[Rows from a dataset]

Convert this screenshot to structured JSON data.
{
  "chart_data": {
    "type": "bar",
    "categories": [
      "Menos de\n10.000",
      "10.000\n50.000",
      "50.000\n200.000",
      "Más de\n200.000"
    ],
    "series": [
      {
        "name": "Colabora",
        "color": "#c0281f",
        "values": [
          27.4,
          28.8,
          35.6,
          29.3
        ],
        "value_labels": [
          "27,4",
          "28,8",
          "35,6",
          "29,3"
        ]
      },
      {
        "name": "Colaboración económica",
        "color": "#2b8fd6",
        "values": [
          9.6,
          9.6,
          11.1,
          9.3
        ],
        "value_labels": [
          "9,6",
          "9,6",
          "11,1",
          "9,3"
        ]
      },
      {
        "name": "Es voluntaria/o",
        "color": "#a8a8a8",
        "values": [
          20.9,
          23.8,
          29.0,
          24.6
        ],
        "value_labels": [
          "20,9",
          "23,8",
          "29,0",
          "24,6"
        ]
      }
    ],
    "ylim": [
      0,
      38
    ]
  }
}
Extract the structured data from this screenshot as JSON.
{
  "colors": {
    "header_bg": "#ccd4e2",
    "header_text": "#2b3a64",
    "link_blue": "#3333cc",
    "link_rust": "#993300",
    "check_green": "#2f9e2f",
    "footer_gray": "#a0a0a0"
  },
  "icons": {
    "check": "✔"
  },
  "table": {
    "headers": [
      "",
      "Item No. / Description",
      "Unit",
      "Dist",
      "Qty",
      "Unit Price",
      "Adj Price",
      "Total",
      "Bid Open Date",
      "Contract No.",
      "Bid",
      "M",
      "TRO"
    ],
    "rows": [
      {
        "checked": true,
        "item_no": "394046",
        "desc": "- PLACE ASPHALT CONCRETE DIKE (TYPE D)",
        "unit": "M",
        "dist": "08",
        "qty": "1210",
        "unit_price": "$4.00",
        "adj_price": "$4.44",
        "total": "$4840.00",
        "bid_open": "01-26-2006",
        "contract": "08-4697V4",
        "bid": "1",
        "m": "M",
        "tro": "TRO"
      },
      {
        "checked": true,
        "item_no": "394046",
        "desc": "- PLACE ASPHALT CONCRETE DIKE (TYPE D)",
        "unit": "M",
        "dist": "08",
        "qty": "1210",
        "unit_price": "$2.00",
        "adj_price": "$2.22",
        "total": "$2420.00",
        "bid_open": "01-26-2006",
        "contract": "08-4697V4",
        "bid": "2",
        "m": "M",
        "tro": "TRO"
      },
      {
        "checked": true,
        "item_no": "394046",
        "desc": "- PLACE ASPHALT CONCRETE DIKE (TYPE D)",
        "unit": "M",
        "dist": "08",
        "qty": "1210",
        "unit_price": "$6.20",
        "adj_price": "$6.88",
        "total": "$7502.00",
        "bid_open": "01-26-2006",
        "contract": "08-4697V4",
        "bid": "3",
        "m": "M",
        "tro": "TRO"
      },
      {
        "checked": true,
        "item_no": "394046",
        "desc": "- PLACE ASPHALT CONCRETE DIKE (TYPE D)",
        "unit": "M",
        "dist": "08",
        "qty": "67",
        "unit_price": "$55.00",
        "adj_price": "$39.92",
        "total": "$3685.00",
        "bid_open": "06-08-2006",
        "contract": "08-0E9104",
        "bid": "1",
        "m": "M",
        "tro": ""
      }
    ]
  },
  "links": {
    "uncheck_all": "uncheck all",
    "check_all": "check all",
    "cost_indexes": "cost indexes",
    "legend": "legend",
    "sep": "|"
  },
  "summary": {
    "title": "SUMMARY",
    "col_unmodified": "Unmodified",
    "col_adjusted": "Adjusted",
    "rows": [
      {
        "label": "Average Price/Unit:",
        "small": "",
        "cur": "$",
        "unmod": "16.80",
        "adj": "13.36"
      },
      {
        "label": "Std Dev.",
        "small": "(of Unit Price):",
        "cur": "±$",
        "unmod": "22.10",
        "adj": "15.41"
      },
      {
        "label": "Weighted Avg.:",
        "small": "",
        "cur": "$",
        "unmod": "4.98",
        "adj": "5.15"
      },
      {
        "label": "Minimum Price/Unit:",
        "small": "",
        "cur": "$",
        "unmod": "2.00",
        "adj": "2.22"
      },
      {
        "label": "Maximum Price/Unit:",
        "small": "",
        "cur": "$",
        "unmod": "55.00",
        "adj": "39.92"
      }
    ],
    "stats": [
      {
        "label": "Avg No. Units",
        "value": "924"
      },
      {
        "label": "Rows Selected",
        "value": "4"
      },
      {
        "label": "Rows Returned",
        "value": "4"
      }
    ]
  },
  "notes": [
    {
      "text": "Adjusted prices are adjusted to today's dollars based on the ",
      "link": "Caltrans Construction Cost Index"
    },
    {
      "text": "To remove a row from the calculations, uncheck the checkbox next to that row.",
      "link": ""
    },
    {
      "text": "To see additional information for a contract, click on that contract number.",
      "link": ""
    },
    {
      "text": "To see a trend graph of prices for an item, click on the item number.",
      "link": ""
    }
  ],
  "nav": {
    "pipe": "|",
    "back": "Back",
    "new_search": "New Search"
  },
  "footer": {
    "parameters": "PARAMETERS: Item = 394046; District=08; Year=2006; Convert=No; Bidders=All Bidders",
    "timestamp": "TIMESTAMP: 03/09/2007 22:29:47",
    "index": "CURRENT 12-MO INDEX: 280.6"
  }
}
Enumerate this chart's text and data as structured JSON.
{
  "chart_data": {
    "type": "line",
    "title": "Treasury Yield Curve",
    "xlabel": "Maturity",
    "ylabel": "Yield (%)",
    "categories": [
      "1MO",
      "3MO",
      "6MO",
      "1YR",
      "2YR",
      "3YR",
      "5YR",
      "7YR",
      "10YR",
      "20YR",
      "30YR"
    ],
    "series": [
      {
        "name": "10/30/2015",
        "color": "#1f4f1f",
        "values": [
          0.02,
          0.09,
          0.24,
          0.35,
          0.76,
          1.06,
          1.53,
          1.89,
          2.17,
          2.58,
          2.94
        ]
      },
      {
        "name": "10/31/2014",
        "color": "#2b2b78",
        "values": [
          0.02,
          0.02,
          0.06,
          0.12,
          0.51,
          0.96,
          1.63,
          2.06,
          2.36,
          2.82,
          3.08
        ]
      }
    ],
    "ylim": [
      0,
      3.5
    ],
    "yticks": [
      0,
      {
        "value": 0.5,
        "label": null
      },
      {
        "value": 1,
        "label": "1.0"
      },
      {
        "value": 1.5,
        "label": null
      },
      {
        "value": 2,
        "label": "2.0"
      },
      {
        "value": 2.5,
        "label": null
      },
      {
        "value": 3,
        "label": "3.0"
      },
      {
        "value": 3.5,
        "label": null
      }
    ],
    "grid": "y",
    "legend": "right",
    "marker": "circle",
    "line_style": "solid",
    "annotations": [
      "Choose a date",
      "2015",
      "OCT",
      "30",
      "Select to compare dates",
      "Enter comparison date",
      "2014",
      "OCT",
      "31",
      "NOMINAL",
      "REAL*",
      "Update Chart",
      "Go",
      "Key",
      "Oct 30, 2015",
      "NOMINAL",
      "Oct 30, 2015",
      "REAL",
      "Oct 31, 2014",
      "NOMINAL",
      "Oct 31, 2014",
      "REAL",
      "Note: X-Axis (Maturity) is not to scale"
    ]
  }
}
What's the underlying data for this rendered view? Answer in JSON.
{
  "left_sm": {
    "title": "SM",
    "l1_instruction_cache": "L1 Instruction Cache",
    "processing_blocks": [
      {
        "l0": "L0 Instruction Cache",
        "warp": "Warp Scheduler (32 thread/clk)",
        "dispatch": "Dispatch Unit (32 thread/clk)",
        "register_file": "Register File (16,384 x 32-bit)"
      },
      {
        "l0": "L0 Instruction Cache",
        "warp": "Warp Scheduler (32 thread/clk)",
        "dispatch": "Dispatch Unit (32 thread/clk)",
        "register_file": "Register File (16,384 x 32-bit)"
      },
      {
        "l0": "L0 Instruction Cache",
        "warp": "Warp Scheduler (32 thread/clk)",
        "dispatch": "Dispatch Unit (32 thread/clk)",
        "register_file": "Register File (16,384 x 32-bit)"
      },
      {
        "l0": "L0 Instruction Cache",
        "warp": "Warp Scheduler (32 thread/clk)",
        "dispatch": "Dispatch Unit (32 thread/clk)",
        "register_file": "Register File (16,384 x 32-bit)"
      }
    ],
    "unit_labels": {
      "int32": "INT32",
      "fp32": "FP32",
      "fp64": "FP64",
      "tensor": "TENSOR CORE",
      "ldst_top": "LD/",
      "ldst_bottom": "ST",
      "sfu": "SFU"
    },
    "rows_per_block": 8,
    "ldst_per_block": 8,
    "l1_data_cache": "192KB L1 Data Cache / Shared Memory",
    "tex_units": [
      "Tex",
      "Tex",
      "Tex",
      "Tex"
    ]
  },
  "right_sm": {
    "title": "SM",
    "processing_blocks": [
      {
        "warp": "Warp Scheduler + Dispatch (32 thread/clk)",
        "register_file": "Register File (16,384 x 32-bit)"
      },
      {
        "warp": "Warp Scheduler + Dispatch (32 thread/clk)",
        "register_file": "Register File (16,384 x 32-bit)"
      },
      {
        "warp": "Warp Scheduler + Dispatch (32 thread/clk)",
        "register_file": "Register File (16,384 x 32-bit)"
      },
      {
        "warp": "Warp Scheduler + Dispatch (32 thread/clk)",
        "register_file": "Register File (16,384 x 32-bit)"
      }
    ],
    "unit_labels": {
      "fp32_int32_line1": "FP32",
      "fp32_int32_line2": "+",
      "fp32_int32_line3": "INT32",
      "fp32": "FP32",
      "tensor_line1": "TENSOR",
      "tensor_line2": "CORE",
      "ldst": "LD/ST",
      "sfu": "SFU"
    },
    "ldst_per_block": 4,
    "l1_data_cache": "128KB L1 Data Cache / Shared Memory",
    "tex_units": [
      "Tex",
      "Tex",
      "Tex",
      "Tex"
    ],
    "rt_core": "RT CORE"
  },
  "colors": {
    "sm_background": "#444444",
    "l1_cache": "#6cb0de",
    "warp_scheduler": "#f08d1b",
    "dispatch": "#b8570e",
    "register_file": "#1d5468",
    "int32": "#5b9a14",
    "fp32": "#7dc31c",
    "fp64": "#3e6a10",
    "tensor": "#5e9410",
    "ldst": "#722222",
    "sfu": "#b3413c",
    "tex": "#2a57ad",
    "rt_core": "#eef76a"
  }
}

▶ **Short task**
Where a line holds "title", copy that line.

▶ **Output**
    "title": "SUMMARY",
    "title": "Treasury Yield Curve",
    "title": "SM",
    "title": "SM",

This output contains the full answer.